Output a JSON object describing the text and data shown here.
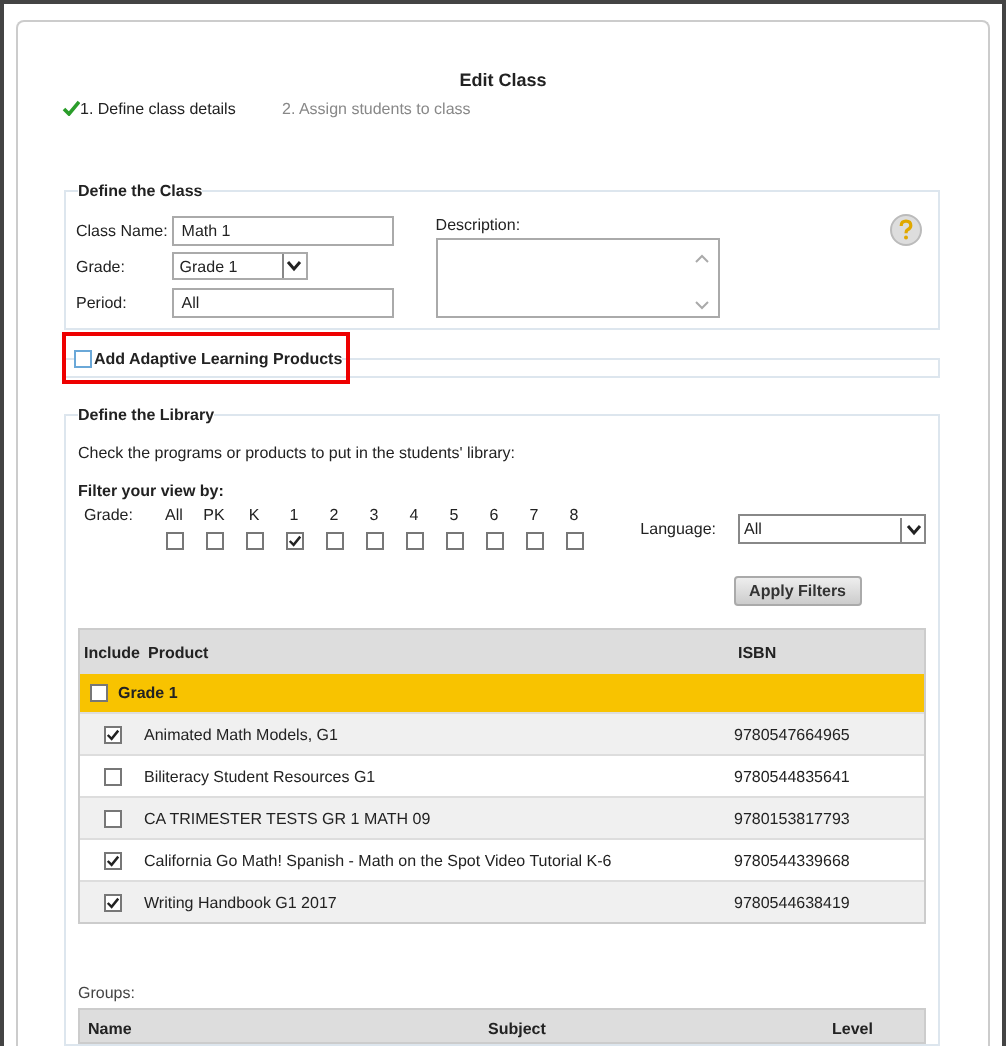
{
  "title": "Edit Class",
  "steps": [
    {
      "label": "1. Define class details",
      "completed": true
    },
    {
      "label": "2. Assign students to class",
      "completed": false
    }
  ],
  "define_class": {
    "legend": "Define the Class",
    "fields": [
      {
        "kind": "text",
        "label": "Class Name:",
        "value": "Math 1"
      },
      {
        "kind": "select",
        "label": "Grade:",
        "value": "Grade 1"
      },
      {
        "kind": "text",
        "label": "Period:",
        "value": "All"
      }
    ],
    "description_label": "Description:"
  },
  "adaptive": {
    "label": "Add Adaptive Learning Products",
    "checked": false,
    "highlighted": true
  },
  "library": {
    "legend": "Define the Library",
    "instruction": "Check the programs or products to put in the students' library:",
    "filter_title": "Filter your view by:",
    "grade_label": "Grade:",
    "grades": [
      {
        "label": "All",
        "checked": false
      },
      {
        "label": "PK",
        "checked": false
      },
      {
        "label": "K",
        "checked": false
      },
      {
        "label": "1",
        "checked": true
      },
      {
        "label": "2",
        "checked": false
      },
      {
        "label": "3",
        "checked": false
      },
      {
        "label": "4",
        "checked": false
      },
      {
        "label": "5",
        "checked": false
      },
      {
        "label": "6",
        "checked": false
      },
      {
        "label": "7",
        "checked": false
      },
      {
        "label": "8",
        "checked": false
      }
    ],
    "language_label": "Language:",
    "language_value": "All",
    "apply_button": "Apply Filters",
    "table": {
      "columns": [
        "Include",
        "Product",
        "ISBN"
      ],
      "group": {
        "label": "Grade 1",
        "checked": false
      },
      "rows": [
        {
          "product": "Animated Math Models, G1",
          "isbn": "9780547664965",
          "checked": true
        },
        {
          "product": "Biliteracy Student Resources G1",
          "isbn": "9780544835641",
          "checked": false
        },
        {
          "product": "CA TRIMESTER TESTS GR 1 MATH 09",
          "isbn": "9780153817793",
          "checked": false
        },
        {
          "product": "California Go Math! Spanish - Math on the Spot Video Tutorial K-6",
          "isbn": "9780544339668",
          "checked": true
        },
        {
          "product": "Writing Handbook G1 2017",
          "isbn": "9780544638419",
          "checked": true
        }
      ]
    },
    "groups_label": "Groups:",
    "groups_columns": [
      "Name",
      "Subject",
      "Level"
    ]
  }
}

● What you have to do
Copy the listing exactly. Any image in it stays out of the copy.

● Solution to this task
Output a JSON object describing the text and data shown here.
{
  "title": "Edit Class",
  "steps": [
    {
      "label": "1. Define class details",
      "completed": true
    },
    {
      "label": "2. Assign students to class",
      "completed": false
    }
  ],
  "define_class": {
    "legend": "Define the Class",
    "fields": [
      {
        "kind": "text",
        "label": "Class Name:",
        "value": "Math 1"
      },
      {
        "kind": "select",
        "label": "Grade:",
        "value": "Grade 1"
      },
      {
        "kind": "text",
        "label": "Period:",
        "value": "All"
      }
    ],
    "description_label": "Description:"
  },
  "adaptive": {
    "label": "Add Adaptive Learning Products",
    "checked": false,
    "highlighted": true
  },
  "library": {
    "legend": "Define the Library",
    "instruction": "Check the programs or products to put in the students' library:",
    "filter_title": "Filter your view by:",
    "grade_label": "Grade:",
    "grades": [
      {
        "label": "All",
        "checked": false
      },
      {
        "label": "PK",
        "checked": false
      },
      {
        "label": "K",
        "checked": false
      },
      {
        "label": "1",
        "checked": true
      },
      {
        "label": "2",
        "checked": false
      },
      {
        "label": "3",
        "checked": false
      },
      {
        "label": "4",
        "checked": false
      },
      {
        "label": "5",
        "checked": false
      },
      {
        "label": "6",
        "checked": false
      },
      {
        "label": "7",
        "checked": false
      },
      {
        "label": "8",
        "checked": false
      }
    ],
    "language_label": "Language:",
    "language_value": "All",
    "apply_button": "Apply Filters",
    "table": {
      "columns": [
        "Include",
        "Product",
        "ISBN"
      ],
      "group": {
        "label": "Grade 1",
        "checked": false
      },
      "rows": [
        {
          "product": "Animated Math Models, G1",
          "isbn": "9780547664965",
          "checked": true
        },
        {
          "product": "Biliteracy Student Resources G1",
          "isbn": "9780544835641",
          "checked": false
        },
        {
          "product": "CA TRIMESTER TESTS GR 1 MATH 09",
          "isbn": "9780153817793",
          "checked": false
        },
        {
          "product": "California Go Math! Spanish - Math on the Spot Video Tutorial K-6",
          "isbn": "9780544339668",
          "checked": true
        },
        {
          "product": "Writing Handbook G1 2017",
          "isbn": "9780544638419",
          "checked": true
        }
      ]
    },
    "groups_label": "Groups:",
    "groups_columns": [
      "Name",
      "Subject",
      "Level"
    ]
  }
}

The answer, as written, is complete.